What you are asked to do: Return exactly the lines from the one containing "Decode this image" through the last line of the records below, both included, and leave out any pictures.

Listed entries:

···

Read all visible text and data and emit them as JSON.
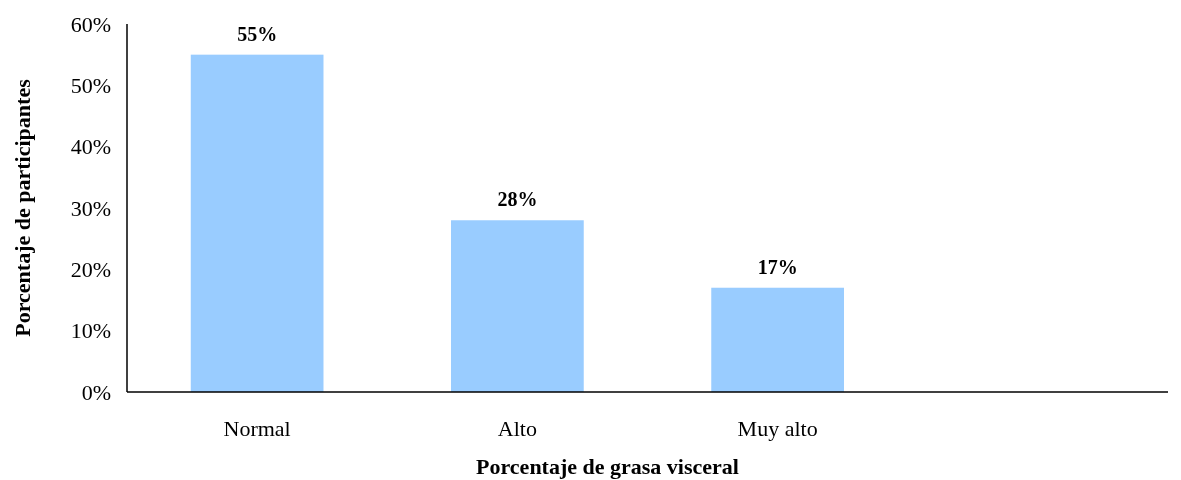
{
  "chart_data": {
    "type": "bar",
    "xlabel": "Porcentaje de grasa visceral",
    "ylabel": "Porcentaje de participantes",
    "categories": [
      "Normal",
      "Alto",
      "Muy alto",
      null
    ],
    "values": [
      55,
      28,
      17,
      null
    ],
    "value_labels": [
      "55%",
      "28%",
      "17%",
      null
    ],
    "color": "#99ccff",
    "ylim": [
      0,
      60
    ],
    "yticks": [
      {
        "value": 0,
        "label": "0%"
      },
      {
        "value": 10,
        "label": "10%"
      },
      {
        "value": 20,
        "label": "20%"
      },
      {
        "value": 30,
        "label": "30%"
      },
      {
        "value": 40,
        "label": "40%"
      },
      {
        "value": 50,
        "label": "50%"
      },
      {
        "value": 60,
        "label": "60%"
      }
    ],
    "grid": false
  }
}
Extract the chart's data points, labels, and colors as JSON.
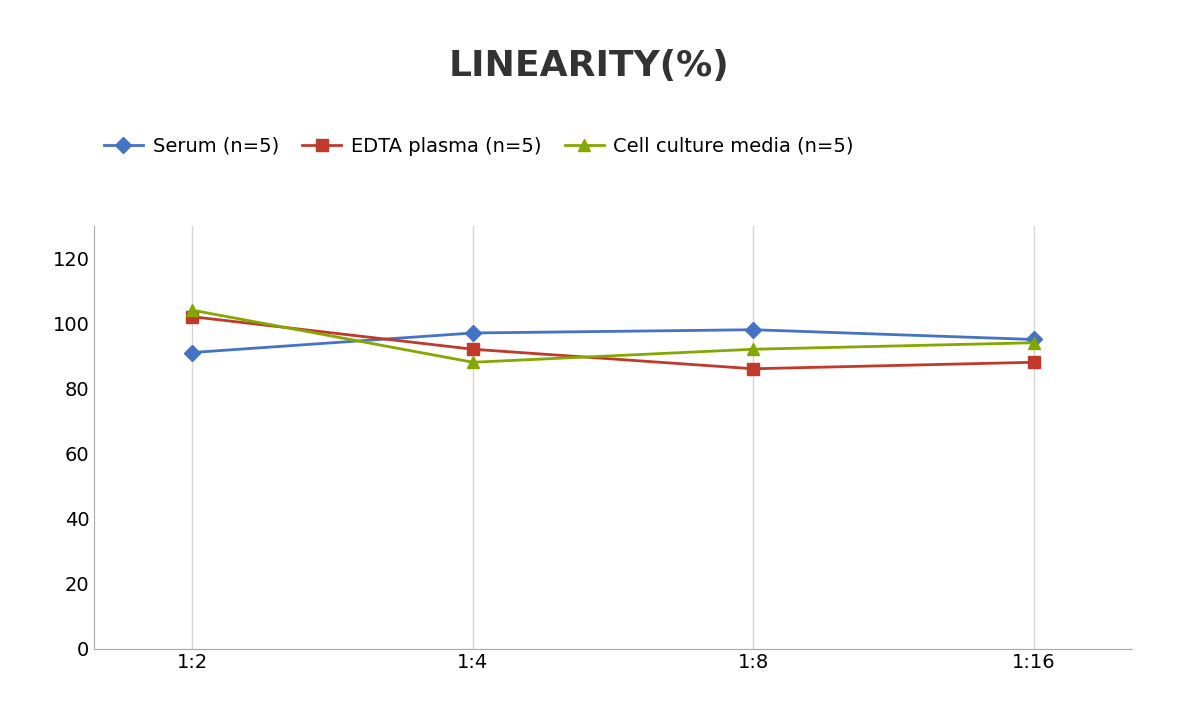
{
  "title": "LINEARITY(%)",
  "x_labels": [
    "1:2",
    "1:4",
    "1:8",
    "1:16"
  ],
  "series": [
    {
      "label": "Serum (n=5)",
      "values": [
        91,
        97,
        98,
        95
      ],
      "color": "#4472C4",
      "marker": "D",
      "marker_size": 8
    },
    {
      "label": "EDTA plasma (n=5)",
      "values": [
        102,
        92,
        86,
        88
      ],
      "color": "#C0392B",
      "marker": "s",
      "marker_size": 8
    },
    {
      "label": "Cell culture media (n=5)",
      "values": [
        104,
        88,
        92,
        94
      ],
      "color": "#84a800",
      "marker": "^",
      "marker_size": 9
    }
  ],
  "ylim": [
    0,
    130
  ],
  "yticks": [
    0,
    20,
    40,
    60,
    80,
    100,
    120
  ],
  "title_fontsize": 26,
  "legend_fontsize": 14,
  "tick_fontsize": 14,
  "background_color": "#ffffff",
  "grid_color": "#d5d5d5"
}
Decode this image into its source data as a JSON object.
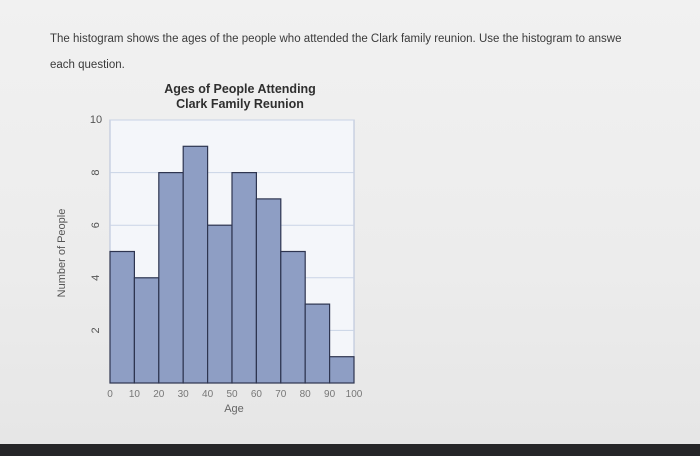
{
  "instructions": {
    "line1": "The histogram shows the ages of the people who attended the Clark family reunion. Use the histogram to answe",
    "line2": "each question."
  },
  "chart_data": {
    "type": "bar",
    "title": "Ages of People Attending",
    "subtitle": "Clark Family Reunion",
    "xlabel": "Age",
    "ylabel": "Number of People",
    "bin_edges": [
      0,
      10,
      20,
      30,
      40,
      50,
      60,
      70,
      80,
      90,
      100
    ],
    "x_tick_labels": [
      "0",
      "10",
      "20",
      "30",
      "40",
      "50",
      "60",
      "70",
      "80",
      "90",
      "100"
    ],
    "values": [
      5,
      4,
      8,
      9,
      6,
      8,
      7,
      5,
      3,
      1
    ],
    "ylim": [
      0,
      10
    ],
    "y_ticks": [
      2,
      4,
      6,
      8,
      10
    ],
    "grid": true,
    "colors": {
      "bar": "#8e9ec4",
      "bar_edge": "#2e3550",
      "grid": "#c9d3e6",
      "plot_border": "#b5c0d8"
    }
  }
}
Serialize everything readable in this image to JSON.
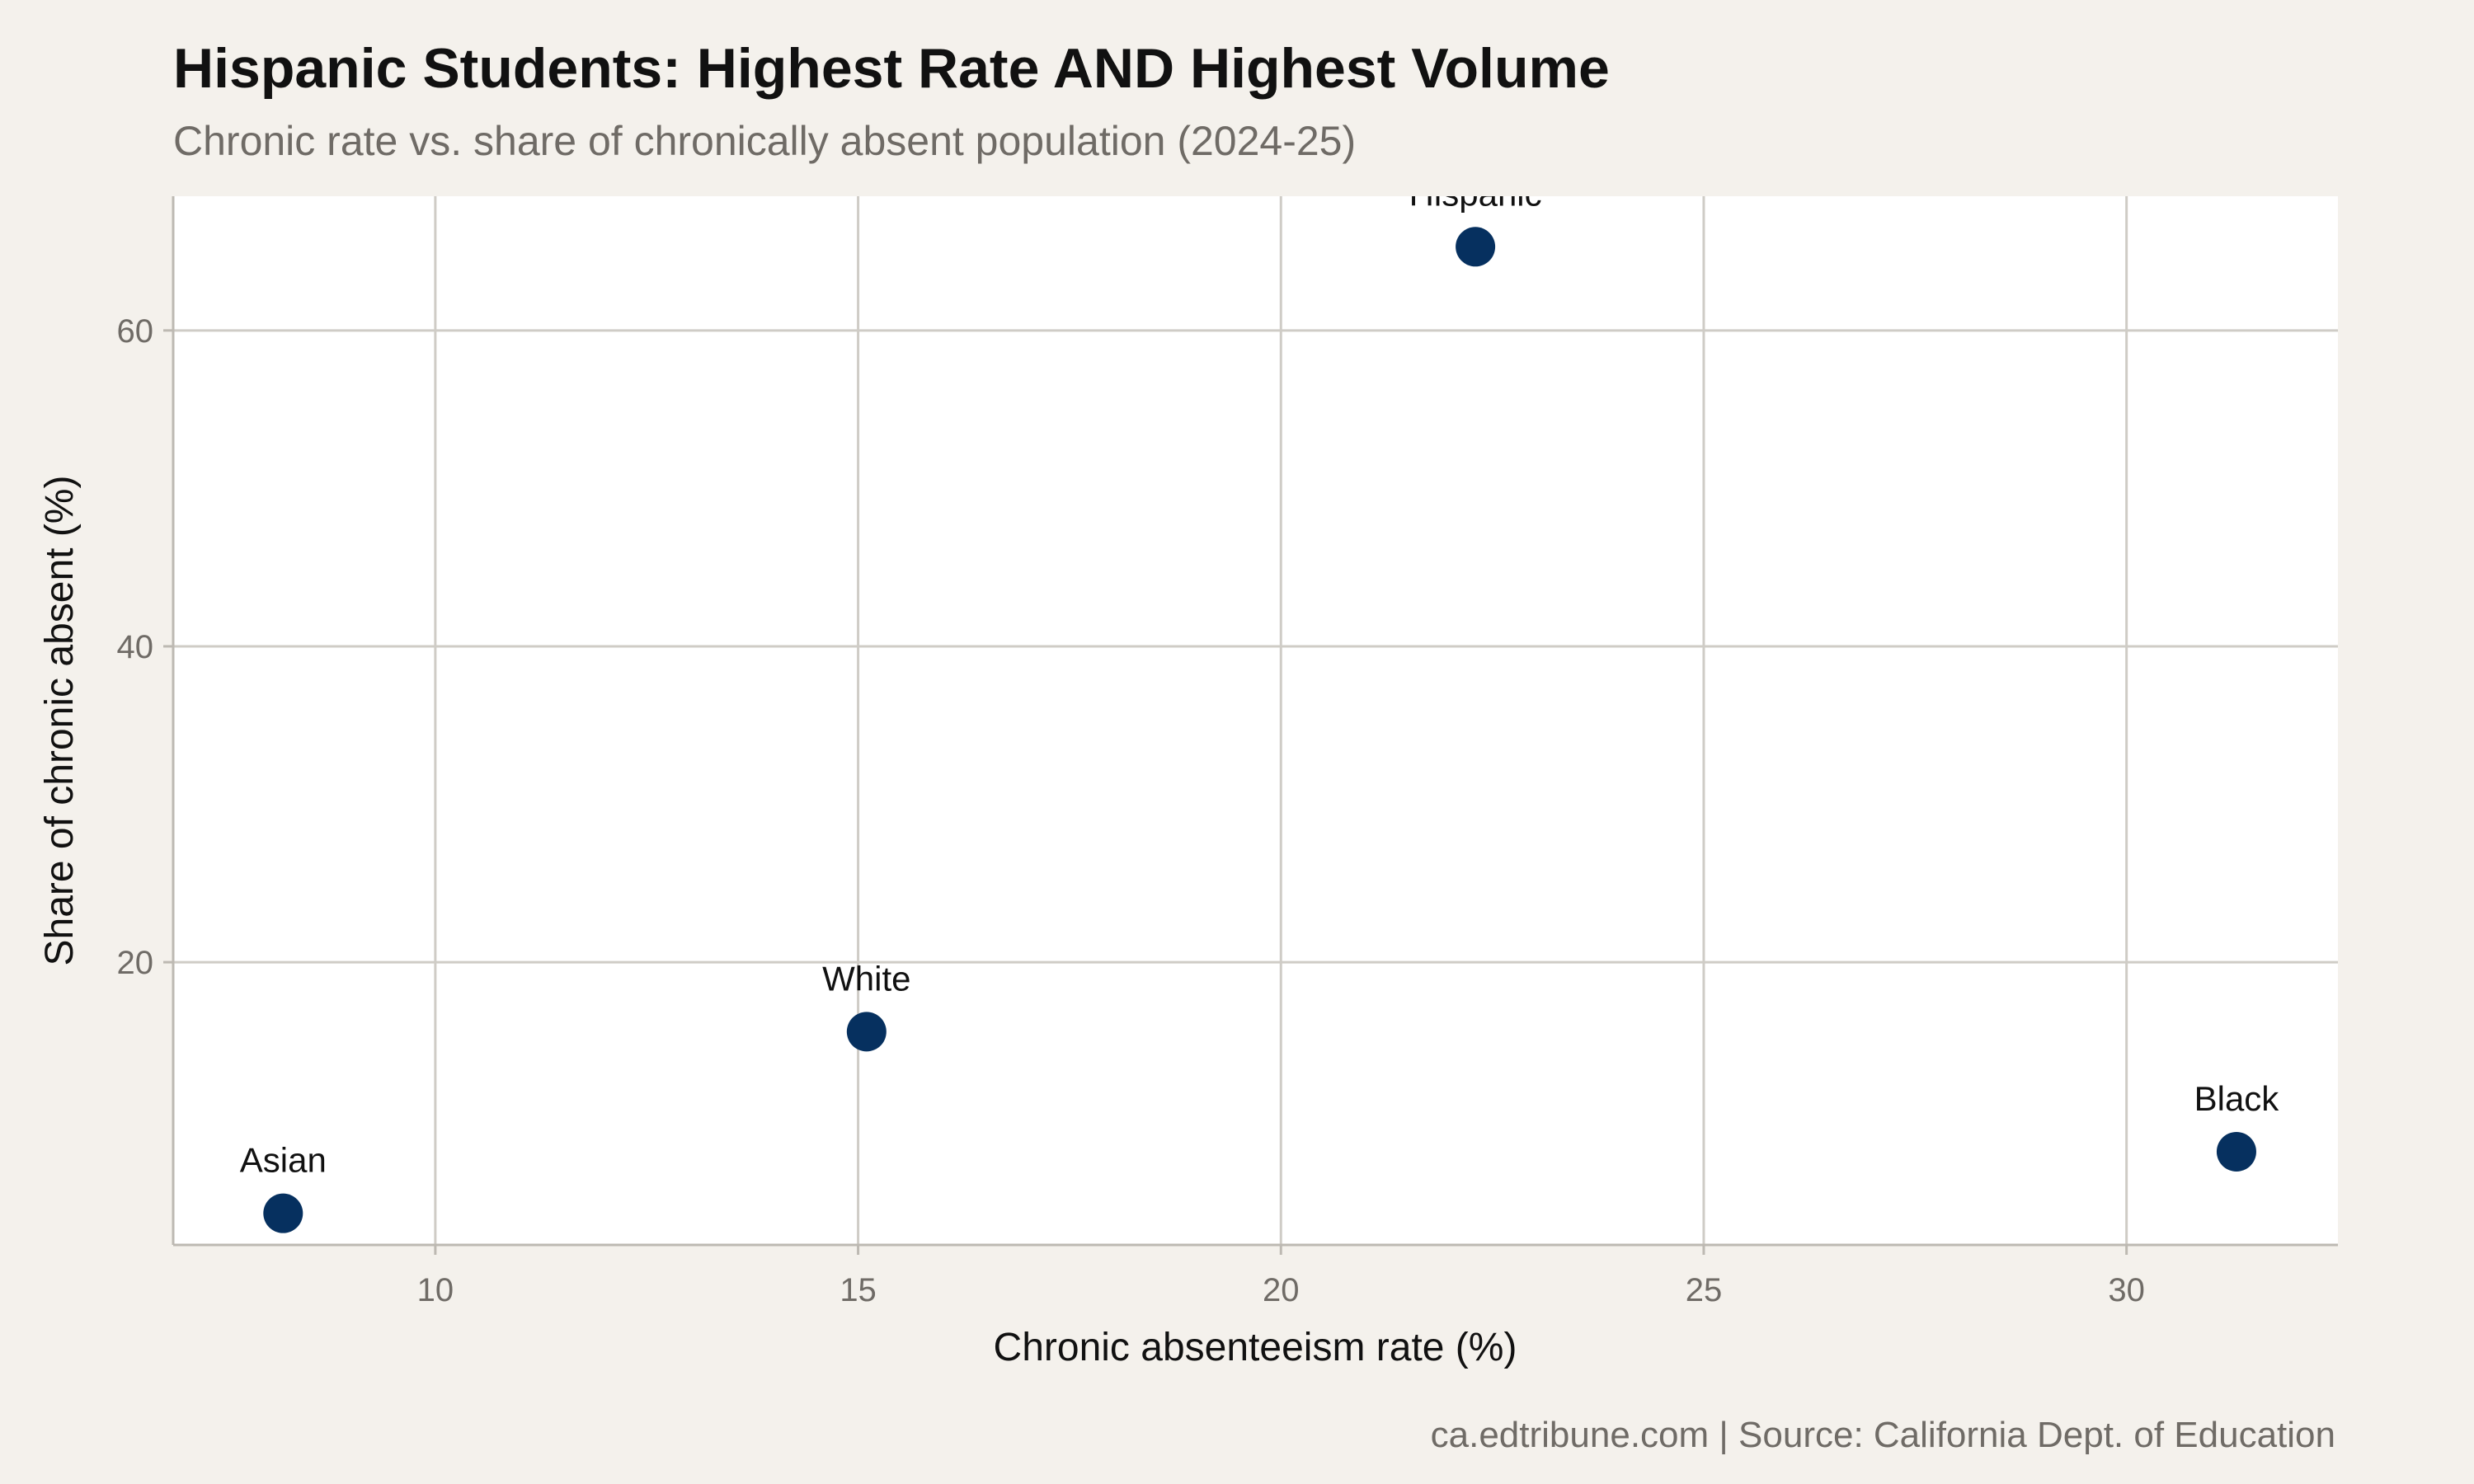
{
  "chart_data": {
    "type": "scatter",
    "title": "Hispanic Students: Highest Rate AND Highest Volume",
    "subtitle": "Chronic rate vs. share of chronically absent population (2024-25)",
    "xlabel": "Chronic absenteeism rate (%)",
    "ylabel": "Share of chronic absent (%)",
    "caption": "ca.edtribune.com | Source: California Dept. of Education",
    "xlim": [
      6.9,
      32.5
    ],
    "ylim": [
      2.1,
      68.5
    ],
    "xticks": [
      10,
      15,
      20,
      25,
      30
    ],
    "yticks": [
      20,
      40,
      60
    ],
    "grid": true,
    "point_color": "#06305f",
    "points": [
      {
        "label": "Asian",
        "x": 8.2,
        "y": 4.1
      },
      {
        "label": "White",
        "x": 15.1,
        "y": 15.6
      },
      {
        "label": "Hispanic",
        "x": 22.3,
        "y": 65.3
      },
      {
        "label": "Black",
        "x": 31.3,
        "y": 8.0
      }
    ]
  }
}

···

Written solution:
Decode this image into its source data as a JSON object.
{
  "instructions": {
    "line1": "The histogram shows the ages of the people who attended the Clark family reunion. Use the histogram to answe",
    "line2": "each question."
  },
  "chart_data": {
    "type": "bar",
    "title": "Ages of People Attending",
    "subtitle": "Clark Family Reunion",
    "xlabel": "Age",
    "ylabel": "Number of People",
    "bin_edges": [
      0,
      10,
      20,
      30,
      40,
      50,
      60,
      70,
      80,
      90,
      100
    ],
    "x_tick_labels": [
      "0",
      "10",
      "20",
      "30",
      "40",
      "50",
      "60",
      "70",
      "80",
      "90",
      "100"
    ],
    "values": [
      5,
      4,
      8,
      9,
      6,
      8,
      7,
      5,
      3,
      1
    ],
    "ylim": [
      0,
      10
    ],
    "y_ticks": [
      2,
      4,
      6,
      8,
      10
    ],
    "grid": true,
    "colors": {
      "bar": "#8e9ec4",
      "bar_edge": "#2e3550",
      "grid": "#c9d3e6",
      "plot_border": "#b5c0d8"
    }
  }
}
Serialize everything readable in this image to JSON.
{
  "chart_data": {
    "type": "scatter",
    "title": "Hispanic Students: Highest Rate AND Highest Volume",
    "subtitle": "Chronic rate vs. share of chronically absent population (2024-25)",
    "xlabel": "Chronic absenteeism rate (%)",
    "ylabel": "Share of chronic absent (%)",
    "caption": "ca.edtribune.com | Source: California Dept. of Education",
    "xlim": [
      6.9,
      32.5
    ],
    "ylim": [
      2.1,
      68.5
    ],
    "xticks": [
      10,
      15,
      20,
      25,
      30
    ],
    "yticks": [
      20,
      40,
      60
    ],
    "grid": true,
    "point_color": "#06305f",
    "points": [
      {
        "label": "Asian",
        "x": 8.2,
        "y": 4.1
      },
      {
        "label": "White",
        "x": 15.1,
        "y": 15.6
      },
      {
        "label": "Hispanic",
        "x": 22.3,
        "y": 65.3
      },
      {
        "label": "Black",
        "x": 31.3,
        "y": 8.0
      }
    ]
  }
}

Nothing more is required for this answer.